• TO DO
From the reflection on past prejudice below, list every activity that the parents did not mind, according to the paragraph beginning "And it's not my parents fault."

• EXCERPTED PASSAGE

== == ==

I used to kinda be a homophobic /transphobic/ignorant asshole and I just get sick at what kind of an abusive dick I was.
I picked at my younger brother for liking the colour red, painting his nails, wanting to dress up as a princess in my old costume and other things.  I used the word “gay” as an insult and a curse word. I picked on a relatively flat chested girl in my class and talked about her small breast behind her back because,,, peer pressure?? I told transphobic jokes, called trans* people “it” or their birth pronoun I made fun of people in public who didn’t look obviously look like a woman or a man and called them “it” when trying to find out what sex they were with friends. I actively told homophobic jokes, laughed at homophobic jokes and encouraged the use of slurs I didn’t stand up for queer people. I used to think being gay was bad and being trans was sick I don’t think I knew that non-binary was a thing, but I would have laughed at anyone trying to tell me there were more than two genders I used to feel disgusted at trans women I mercylessly used queerness as a punchline in jokes I used to desperately kling to gender norms and basically made fun of anyone who defied those Like I remember how wrong it felt when we played family at preschool and a boy wanted to be the mum, it was weird and wrong to me. And I then I used to think that gender wasn’t really a thing at all just because my expericene with it was?? basically
And it’s not my parents fault I was a douchy kid. They didn’t give a single fuck when my brother and I played with my Barbies, or with his Lego. They didn’t care when we both dressed up as princesses or as pirates, or when I painted his nails bright pink (because he wanted me to). It was always me who was an asshole and abusive. And gosh I was an agressive kid, I loved to scuffle and sword fight with sticks while at the same time thinking it was wrong because that’s what boys and only boys do. I definatley didn’t have a rough childhood or anything, it was just me.

== == ==

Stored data
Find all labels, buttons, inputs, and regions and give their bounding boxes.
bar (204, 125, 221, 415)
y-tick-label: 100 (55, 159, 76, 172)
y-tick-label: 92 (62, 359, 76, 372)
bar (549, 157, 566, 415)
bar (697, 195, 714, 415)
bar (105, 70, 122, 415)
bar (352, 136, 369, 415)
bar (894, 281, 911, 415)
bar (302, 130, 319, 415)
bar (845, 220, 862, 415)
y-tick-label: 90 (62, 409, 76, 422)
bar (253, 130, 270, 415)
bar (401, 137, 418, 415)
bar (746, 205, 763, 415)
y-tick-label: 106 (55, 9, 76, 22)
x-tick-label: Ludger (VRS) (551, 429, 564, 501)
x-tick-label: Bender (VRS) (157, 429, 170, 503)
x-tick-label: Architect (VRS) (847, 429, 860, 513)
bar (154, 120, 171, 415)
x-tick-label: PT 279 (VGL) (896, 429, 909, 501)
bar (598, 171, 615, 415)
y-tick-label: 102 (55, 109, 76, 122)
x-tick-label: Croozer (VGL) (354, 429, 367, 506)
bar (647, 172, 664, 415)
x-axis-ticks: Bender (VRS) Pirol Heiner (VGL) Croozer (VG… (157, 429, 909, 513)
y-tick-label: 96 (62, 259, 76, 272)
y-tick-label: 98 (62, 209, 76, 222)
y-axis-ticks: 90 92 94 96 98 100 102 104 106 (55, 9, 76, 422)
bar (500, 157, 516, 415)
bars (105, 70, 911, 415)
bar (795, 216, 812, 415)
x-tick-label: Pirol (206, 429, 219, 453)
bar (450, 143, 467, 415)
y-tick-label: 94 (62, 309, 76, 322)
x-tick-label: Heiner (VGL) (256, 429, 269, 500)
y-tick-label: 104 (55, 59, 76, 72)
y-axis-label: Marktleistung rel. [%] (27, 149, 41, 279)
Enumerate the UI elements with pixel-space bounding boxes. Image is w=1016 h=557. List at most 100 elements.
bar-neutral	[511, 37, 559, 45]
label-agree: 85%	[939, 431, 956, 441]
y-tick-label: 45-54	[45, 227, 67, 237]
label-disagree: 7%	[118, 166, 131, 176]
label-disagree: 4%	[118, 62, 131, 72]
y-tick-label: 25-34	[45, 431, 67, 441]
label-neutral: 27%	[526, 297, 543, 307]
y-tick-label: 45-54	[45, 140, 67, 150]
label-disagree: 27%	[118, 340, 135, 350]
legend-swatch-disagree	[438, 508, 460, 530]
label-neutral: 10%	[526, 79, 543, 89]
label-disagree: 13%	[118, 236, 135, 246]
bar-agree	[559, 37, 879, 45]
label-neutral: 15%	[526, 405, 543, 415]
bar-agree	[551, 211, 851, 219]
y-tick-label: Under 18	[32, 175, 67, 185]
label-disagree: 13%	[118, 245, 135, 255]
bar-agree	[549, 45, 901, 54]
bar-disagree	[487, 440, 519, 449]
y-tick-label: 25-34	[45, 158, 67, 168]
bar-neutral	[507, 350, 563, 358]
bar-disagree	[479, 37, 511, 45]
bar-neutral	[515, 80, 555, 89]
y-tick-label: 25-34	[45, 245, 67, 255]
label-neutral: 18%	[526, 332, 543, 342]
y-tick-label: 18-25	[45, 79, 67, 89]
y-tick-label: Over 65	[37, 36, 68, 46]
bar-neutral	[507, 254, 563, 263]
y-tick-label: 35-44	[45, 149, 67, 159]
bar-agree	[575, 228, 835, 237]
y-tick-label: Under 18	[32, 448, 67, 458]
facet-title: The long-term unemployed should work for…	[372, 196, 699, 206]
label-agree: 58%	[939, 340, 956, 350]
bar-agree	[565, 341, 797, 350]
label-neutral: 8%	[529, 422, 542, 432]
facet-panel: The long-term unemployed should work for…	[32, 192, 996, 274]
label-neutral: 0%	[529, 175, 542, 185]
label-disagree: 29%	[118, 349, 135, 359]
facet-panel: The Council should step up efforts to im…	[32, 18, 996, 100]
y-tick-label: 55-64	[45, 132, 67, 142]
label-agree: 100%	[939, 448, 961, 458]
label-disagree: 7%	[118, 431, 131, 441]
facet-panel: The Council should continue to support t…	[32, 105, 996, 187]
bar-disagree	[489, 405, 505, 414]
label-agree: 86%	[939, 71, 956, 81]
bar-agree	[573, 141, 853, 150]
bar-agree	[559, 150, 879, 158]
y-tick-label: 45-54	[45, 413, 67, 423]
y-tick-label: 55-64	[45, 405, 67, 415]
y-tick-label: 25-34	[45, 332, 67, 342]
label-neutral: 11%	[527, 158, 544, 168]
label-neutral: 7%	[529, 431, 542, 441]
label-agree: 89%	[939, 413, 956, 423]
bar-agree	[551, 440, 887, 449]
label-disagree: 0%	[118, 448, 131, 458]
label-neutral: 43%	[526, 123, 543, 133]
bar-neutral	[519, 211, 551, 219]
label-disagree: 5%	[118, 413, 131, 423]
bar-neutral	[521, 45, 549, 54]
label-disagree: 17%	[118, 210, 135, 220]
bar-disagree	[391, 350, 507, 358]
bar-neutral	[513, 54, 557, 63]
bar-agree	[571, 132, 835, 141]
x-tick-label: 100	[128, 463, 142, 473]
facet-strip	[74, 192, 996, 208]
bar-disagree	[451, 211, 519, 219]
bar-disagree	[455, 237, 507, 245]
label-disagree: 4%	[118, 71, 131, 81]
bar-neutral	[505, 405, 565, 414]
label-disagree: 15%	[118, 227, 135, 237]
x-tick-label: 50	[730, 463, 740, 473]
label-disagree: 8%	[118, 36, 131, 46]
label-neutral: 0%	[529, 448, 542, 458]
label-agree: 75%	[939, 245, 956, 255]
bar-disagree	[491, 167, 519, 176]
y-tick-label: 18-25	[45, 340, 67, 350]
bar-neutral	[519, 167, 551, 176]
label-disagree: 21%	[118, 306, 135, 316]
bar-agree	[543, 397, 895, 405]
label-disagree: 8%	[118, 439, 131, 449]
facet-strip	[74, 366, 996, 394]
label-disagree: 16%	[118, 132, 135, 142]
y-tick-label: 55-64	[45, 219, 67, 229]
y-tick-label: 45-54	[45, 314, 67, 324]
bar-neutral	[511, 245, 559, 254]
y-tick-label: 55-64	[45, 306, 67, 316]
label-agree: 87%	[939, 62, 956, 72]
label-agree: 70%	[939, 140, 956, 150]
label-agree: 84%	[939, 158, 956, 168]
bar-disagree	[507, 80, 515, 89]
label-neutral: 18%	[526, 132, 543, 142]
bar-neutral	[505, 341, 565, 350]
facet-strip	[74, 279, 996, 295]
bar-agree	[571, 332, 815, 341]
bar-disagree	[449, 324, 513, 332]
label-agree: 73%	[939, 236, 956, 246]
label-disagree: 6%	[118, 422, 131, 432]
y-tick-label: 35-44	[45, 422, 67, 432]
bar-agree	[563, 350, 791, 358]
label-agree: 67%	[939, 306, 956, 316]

== == ==

• TASK ANSWER
- Playing with the writer's Barbies
- Playing with the brother's Lego
- Dressing up as princesses
- Dressing up as pirates
- The writer painting the brother's nails bright pink